Chart and figure data:
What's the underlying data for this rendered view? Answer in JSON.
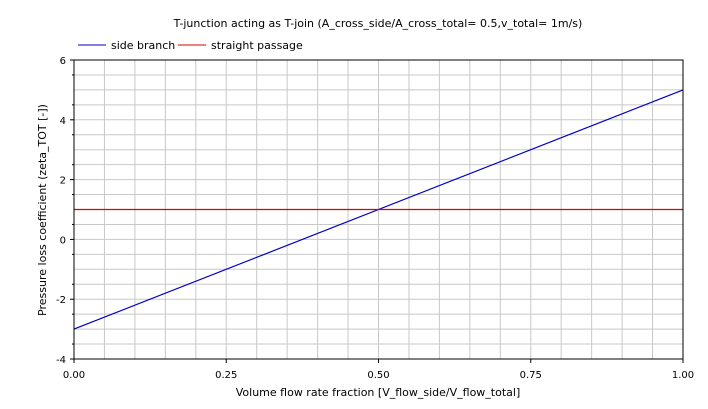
{
  "chart_data": {
    "type": "line",
    "title": "T-junction acting as T-join (A_cross_side/A_cross_total= 0.5,v_total= 1m/s)",
    "xlabel": "Volume flow rate fraction [V_flow_side/V_flow_total]",
    "ylabel": "Pressure loss coefficient (zeta_TOT [-])",
    "xlim": [
      0,
      1
    ],
    "ylim": [
      -4,
      6
    ],
    "x_ticks": [
      "0.00",
      "0.25",
      "0.50",
      "0.75",
      "1.00"
    ],
    "x_tick_values": [
      0,
      0.25,
      0.5,
      0.75,
      1
    ],
    "y_ticks": [
      "-4",
      "-2",
      "0",
      "2",
      "4",
      "6"
    ],
    "y_tick_values": [
      -4,
      -2,
      0,
      2,
      4,
      6
    ],
    "grid": true,
    "legend_position": "top-left, above plot",
    "series": [
      {
        "name": "side branch",
        "color": "#0000c8",
        "x": [
          0,
          1
        ],
        "y": [
          -3,
          5
        ]
      },
      {
        "name": "straight passage",
        "color": "#e00000",
        "x": [
          0,
          1
        ],
        "y": [
          1,
          1
        ]
      }
    ]
  }
}
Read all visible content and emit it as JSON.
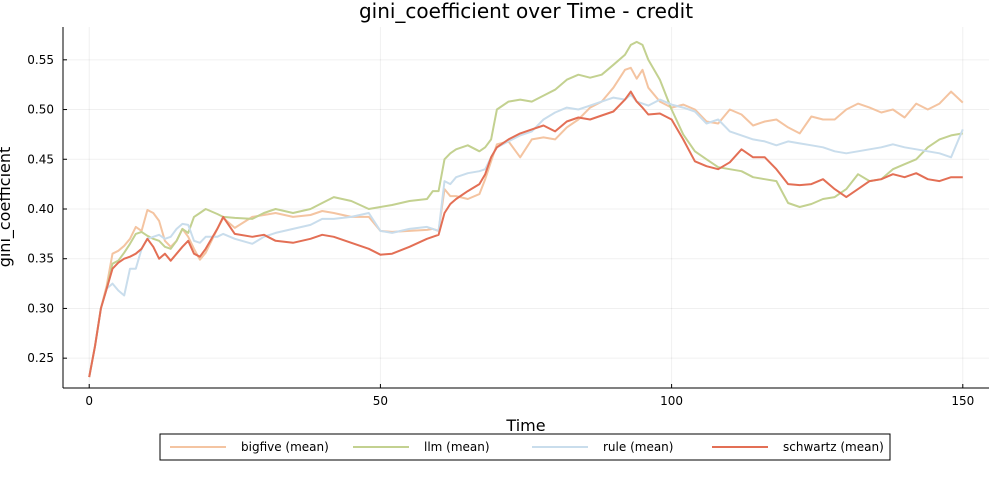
{
  "chart_data": {
    "type": "line",
    "title": "gini_coefficient over Time - credit",
    "xlabel": "Time",
    "ylabel": "gini_coefficient",
    "xlim": [
      -4.5,
      154.5
    ],
    "ylim": [
      0.22,
      0.583
    ],
    "xticks": [
      0,
      50,
      100,
      150
    ],
    "yticks": [
      0.25,
      0.3,
      0.35,
      0.4,
      0.45,
      0.5,
      0.55
    ],
    "grid": true,
    "legend_position": "bottom",
    "keypoints_x": [
      0,
      1,
      2,
      3,
      4,
      5,
      6,
      7,
      8,
      9,
      10,
      11,
      12,
      13,
      14,
      15,
      16,
      17,
      18,
      19,
      20,
      22,
      23,
      25,
      28,
      30,
      32,
      35,
      38,
      40,
      42,
      45,
      48,
      50,
      52,
      55,
      58,
      59,
      60,
      61,
      62,
      63,
      65,
      67,
      68,
      69,
      70,
      72,
      74,
      76,
      78,
      80,
      82,
      84,
      86,
      88,
      90,
      92,
      93,
      94,
      95,
      96,
      98,
      100,
      102,
      104,
      106,
      108,
      110,
      112,
      114,
      116,
      118,
      120,
      122,
      124,
      126,
      128,
      130,
      132,
      134,
      136,
      138,
      140,
      142,
      144,
      146,
      148,
      150
    ],
    "series": [
      {
        "name": "bigfive (mean)",
        "color": "#f4c4a1",
        "values": [
          0.231,
          0.262,
          0.3,
          0.323,
          0.355,
          0.358,
          0.363,
          0.37,
          0.382,
          0.378,
          0.399,
          0.396,
          0.388,
          0.368,
          0.362,
          0.368,
          0.38,
          0.372,
          0.36,
          0.349,
          0.356,
          0.38,
          0.391,
          0.381,
          0.392,
          0.394,
          0.396,
          0.392,
          0.394,
          0.398,
          0.396,
          0.392,
          0.392,
          0.378,
          0.377,
          0.378,
          0.379,
          0.38,
          0.378,
          0.42,
          0.413,
          0.413,
          0.41,
          0.415,
          0.43,
          0.448,
          0.465,
          0.468,
          0.452,
          0.47,
          0.472,
          0.47,
          0.482,
          0.49,
          0.502,
          0.508,
          0.522,
          0.54,
          0.542,
          0.531,
          0.54,
          0.522,
          0.508,
          0.502,
          0.505,
          0.5,
          0.488,
          0.486,
          0.5,
          0.495,
          0.484,
          0.488,
          0.49,
          0.482,
          0.476,
          0.493,
          0.49,
          0.49,
          0.5,
          0.506,
          0.502,
          0.497,
          0.5,
          0.492,
          0.506,
          0.5,
          0.506,
          0.518,
          0.507
        ]
      },
      {
        "name": "llm (mean)",
        "color": "#c3d190",
        "values": [
          0.231,
          0.262,
          0.3,
          0.32,
          0.345,
          0.348,
          0.356,
          0.365,
          0.375,
          0.377,
          0.373,
          0.37,
          0.368,
          0.362,
          0.36,
          0.368,
          0.38,
          0.376,
          0.392,
          0.396,
          0.4,
          0.395,
          0.392,
          0.391,
          0.39,
          0.396,
          0.4,
          0.396,
          0.4,
          0.406,
          0.412,
          0.408,
          0.4,
          0.402,
          0.404,
          0.408,
          0.41,
          0.418,
          0.418,
          0.45,
          0.456,
          0.46,
          0.464,
          0.458,
          0.462,
          0.47,
          0.5,
          0.508,
          0.51,
          0.508,
          0.514,
          0.52,
          0.53,
          0.535,
          0.532,
          0.535,
          0.545,
          0.555,
          0.565,
          0.568,
          0.565,
          0.55,
          0.53,
          0.5,
          0.475,
          0.458,
          0.45,
          0.442,
          0.44,
          0.438,
          0.432,
          0.43,
          0.428,
          0.406,
          0.402,
          0.405,
          0.41,
          0.412,
          0.42,
          0.435,
          0.428,
          0.43,
          0.44,
          0.445,
          0.45,
          0.462,
          0.47,
          0.474,
          0.476
        ]
      },
      {
        "name": "rule (mean)",
        "color": "#c9ddec",
        "values": [
          0.231,
          0.262,
          0.3,
          0.32,
          0.325,
          0.318,
          0.313,
          0.34,
          0.34,
          0.36,
          0.37,
          0.372,
          0.374,
          0.37,
          0.372,
          0.38,
          0.385,
          0.384,
          0.368,
          0.366,
          0.372,
          0.372,
          0.375,
          0.37,
          0.365,
          0.372,
          0.376,
          0.38,
          0.384,
          0.39,
          0.39,
          0.392,
          0.396,
          0.378,
          0.376,
          0.38,
          0.382,
          0.38,
          0.378,
          0.428,
          0.425,
          0.432,
          0.436,
          0.438,
          0.44,
          0.452,
          0.462,
          0.468,
          0.474,
          0.478,
          0.49,
          0.497,
          0.502,
          0.5,
          0.504,
          0.508,
          0.512,
          0.51,
          0.515,
          0.508,
          0.506,
          0.504,
          0.51,
          0.505,
          0.502,
          0.498,
          0.486,
          0.49,
          0.478,
          0.474,
          0.47,
          0.468,
          0.464,
          0.468,
          0.466,
          0.464,
          0.462,
          0.458,
          0.456,
          0.458,
          0.46,
          0.462,
          0.465,
          0.462,
          0.46,
          0.458,
          0.456,
          0.452,
          0.48
        ]
      },
      {
        "name": "schwartz (mean)",
        "color": "#e36f55",
        "values": [
          0.231,
          0.262,
          0.3,
          0.32,
          0.34,
          0.346,
          0.35,
          0.352,
          0.355,
          0.36,
          0.37,
          0.362,
          0.35,
          0.355,
          0.348,
          0.355,
          0.362,
          0.368,
          0.355,
          0.352,
          0.36,
          0.38,
          0.392,
          0.375,
          0.372,
          0.374,
          0.368,
          0.366,
          0.37,
          0.374,
          0.372,
          0.366,
          0.36,
          0.354,
          0.355,
          0.362,
          0.37,
          0.372,
          0.374,
          0.396,
          0.405,
          0.41,
          0.418,
          0.425,
          0.435,
          0.452,
          0.462,
          0.47,
          0.476,
          0.48,
          0.484,
          0.478,
          0.488,
          0.492,
          0.49,
          0.494,
          0.498,
          0.51,
          0.518,
          0.508,
          0.502,
          0.495,
          0.496,
          0.49,
          0.47,
          0.448,
          0.443,
          0.44,
          0.447,
          0.46,
          0.452,
          0.452,
          0.44,
          0.425,
          0.424,
          0.425,
          0.43,
          0.42,
          0.412,
          0.42,
          0.428,
          0.43,
          0.435,
          0.432,
          0.436,
          0.43,
          0.428,
          0.432,
          0.432
        ]
      }
    ]
  }
}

TASK PROMPT
Copy each line above precisely, dropping the pictures.

EXERCISE RESPONSE
What's the underlying data for this rendered view? Answer in JSON.
{
  "chart_data": {
    "type": "line",
    "title": "T-junction acting as T-join (A_cross_side/A_cross_total= 0.5,v_total= 1m/s)",
    "xlabel": "Volume flow rate fraction [V_flow_side/V_flow_total]",
    "ylabel": "Pressure loss coefficient (zeta_TOT [-])",
    "xlim": [
      0,
      1
    ],
    "ylim": [
      -4,
      6
    ],
    "x_ticks": [
      "0.00",
      "0.25",
      "0.50",
      "0.75",
      "1.00"
    ],
    "x_tick_values": [
      0,
      0.25,
      0.5,
      0.75,
      1
    ],
    "y_ticks": [
      "-4",
      "-2",
      "0",
      "2",
      "4",
      "6"
    ],
    "y_tick_values": [
      -4,
      -2,
      0,
      2,
      4,
      6
    ],
    "grid": true,
    "legend_position": "top-left, above plot",
    "series": [
      {
        "name": "side branch",
        "color": "#0000c8",
        "x": [
          0,
          1
        ],
        "y": [
          -3,
          5
        ]
      },
      {
        "name": "straight passage",
        "color": "#e00000",
        "x": [
          0,
          1
        ],
        "y": [
          1,
          1
        ]
      }
    ]
  }
}
Read all visible content and emit it as JSON.
{
  "chart_data": {
    "type": "line",
    "title": "gini_coefficient over Time - credit",
    "xlabel": "Time",
    "ylabel": "gini_coefficient",
    "xlim": [
      -4.5,
      154.5
    ],
    "ylim": [
      0.22,
      0.583
    ],
    "xticks": [
      0,
      50,
      100,
      150
    ],
    "yticks": [
      0.25,
      0.3,
      0.35,
      0.4,
      0.45,
      0.5,
      0.55
    ],
    "grid": true,
    "legend_position": "bottom",
    "keypoints_x": [
      0,
      1,
      2,
      3,
      4,
      5,
      6,
      7,
      8,
      9,
      10,
      11,
      12,
      13,
      14,
      15,
      16,
      17,
      18,
      19,
      20,
      22,
      23,
      25,
      28,
      30,
      32,
      35,
      38,
      40,
      42,
      45,
      48,
      50,
      52,
      55,
      58,
      59,
      60,
      61,
      62,
      63,
      65,
      67,
      68,
      69,
      70,
      72,
      74,
      76,
      78,
      80,
      82,
      84,
      86,
      88,
      90,
      92,
      93,
      94,
      95,
      96,
      98,
      100,
      102,
      104,
      106,
      108,
      110,
      112,
      114,
      116,
      118,
      120,
      122,
      124,
      126,
      128,
      130,
      132,
      134,
      136,
      138,
      140,
      142,
      144,
      146,
      148,
      150
    ],
    "series": [
      {
        "name": "bigfive (mean)",
        "color": "#f4c4a1",
        "values": [
          0.231,
          0.262,
          0.3,
          0.323,
          0.355,
          0.358,
          0.363,
          0.37,
          0.382,
          0.378,
          0.399,
          0.396,
          0.388,
          0.368,
          0.362,
          0.368,
          0.38,
          0.372,
          0.36,
          0.349,
          0.356,
          0.38,
          0.391,
          0.381,
          0.392,
          0.394,
          0.396,
          0.392,
          0.394,
          0.398,
          0.396,
          0.392,
          0.392,
          0.378,
          0.377,
          0.378,
          0.379,
          0.38,
          0.378,
          0.42,
          0.413,
          0.413,
          0.41,
          0.415,
          0.43,
          0.448,
          0.465,
          0.468,
          0.452,
          0.47,
          0.472,
          0.47,
          0.482,
          0.49,
          0.502,
          0.508,
          0.522,
          0.54,
          0.542,
          0.531,
          0.54,
          0.522,
          0.508,
          0.502,
          0.505,
          0.5,
          0.488,
          0.486,
          0.5,
          0.495,
          0.484,
          0.488,
          0.49,
          0.482,
          0.476,
          0.493,
          0.49,
          0.49,
          0.5,
          0.506,
          0.502,
          0.497,
          0.5,
          0.492,
          0.506,
          0.5,
          0.506,
          0.518,
          0.507
        ]
      },
      {
        "name": "llm (mean)",
        "color": "#c3d190",
        "values": [
          0.231,
          0.262,
          0.3,
          0.32,
          0.345,
          0.348,
          0.356,
          0.365,
          0.375,
          0.377,
          0.373,
          0.37,
          0.368,
          0.362,
          0.36,
          0.368,
          0.38,
          0.376,
          0.392,
          0.396,
          0.4,
          0.395,
          0.392,
          0.391,
          0.39,
          0.396,
          0.4,
          0.396,
          0.4,
          0.406,
          0.412,
          0.408,
          0.4,
          0.402,
          0.404,
          0.408,
          0.41,
          0.418,
          0.418,
          0.45,
          0.456,
          0.46,
          0.464,
          0.458,
          0.462,
          0.47,
          0.5,
          0.508,
          0.51,
          0.508,
          0.514,
          0.52,
          0.53,
          0.535,
          0.532,
          0.535,
          0.545,
          0.555,
          0.565,
          0.568,
          0.565,
          0.55,
          0.53,
          0.5,
          0.475,
          0.458,
          0.45,
          0.442,
          0.44,
          0.438,
          0.432,
          0.43,
          0.428,
          0.406,
          0.402,
          0.405,
          0.41,
          0.412,
          0.42,
          0.435,
          0.428,
          0.43,
          0.44,
          0.445,
          0.45,
          0.462,
          0.47,
          0.474,
          0.476
        ]
      },
      {
        "name": "rule (mean)",
        "color": "#c9ddec",
        "values": [
          0.231,
          0.262,
          0.3,
          0.32,
          0.325,
          0.318,
          0.313,
          0.34,
          0.34,
          0.36,
          0.37,
          0.372,
          0.374,
          0.37,
          0.372,
          0.38,
          0.385,
          0.384,
          0.368,
          0.366,
          0.372,
          0.372,
          0.375,
          0.37,
          0.365,
          0.372,
          0.376,
          0.38,
          0.384,
          0.39,
          0.39,
          0.392,
          0.396,
          0.378,
          0.376,
          0.38,
          0.382,
          0.38,
          0.378,
          0.428,
          0.425,
          0.432,
          0.436,
          0.438,
          0.44,
          0.452,
          0.462,
          0.468,
          0.474,
          0.478,
          0.49,
          0.497,
          0.502,
          0.5,
          0.504,
          0.508,
          0.512,
          0.51,
          0.515,
          0.508,
          0.506,
          0.504,
          0.51,
          0.505,
          0.502,
          0.498,
          0.486,
          0.49,
          0.478,
          0.474,
          0.47,
          0.468,
          0.464,
          0.468,
          0.466,
          0.464,
          0.462,
          0.458,
          0.456,
          0.458,
          0.46,
          0.462,
          0.465,
          0.462,
          0.46,
          0.458,
          0.456,
          0.452,
          0.48
        ]
      },
      {
        "name": "schwartz (mean)",
        "color": "#e36f55",
        "values": [
          0.231,
          0.262,
          0.3,
          0.32,
          0.34,
          0.346,
          0.35,
          0.352,
          0.355,
          0.36,
          0.37,
          0.362,
          0.35,
          0.355,
          0.348,
          0.355,
          0.362,
          0.368,
          0.355,
          0.352,
          0.36,
          0.38,
          0.392,
          0.375,
          0.372,
          0.374,
          0.368,
          0.366,
          0.37,
          0.374,
          0.372,
          0.366,
          0.36,
          0.354,
          0.355,
          0.362,
          0.37,
          0.372,
          0.374,
          0.396,
          0.405,
          0.41,
          0.418,
          0.425,
          0.435,
          0.452,
          0.462,
          0.47,
          0.476,
          0.48,
          0.484,
          0.478,
          0.488,
          0.492,
          0.49,
          0.494,
          0.498,
          0.51,
          0.518,
          0.508,
          0.502,
          0.495,
          0.496,
          0.49,
          0.47,
          0.448,
          0.443,
          0.44,
          0.447,
          0.46,
          0.452,
          0.452,
          0.44,
          0.425,
          0.424,
          0.425,
          0.43,
          0.42,
          0.412,
          0.42,
          0.428,
          0.43,
          0.435,
          0.432,
          0.436,
          0.43,
          0.428,
          0.432,
          0.432
        ]
      }
    ]
  }
}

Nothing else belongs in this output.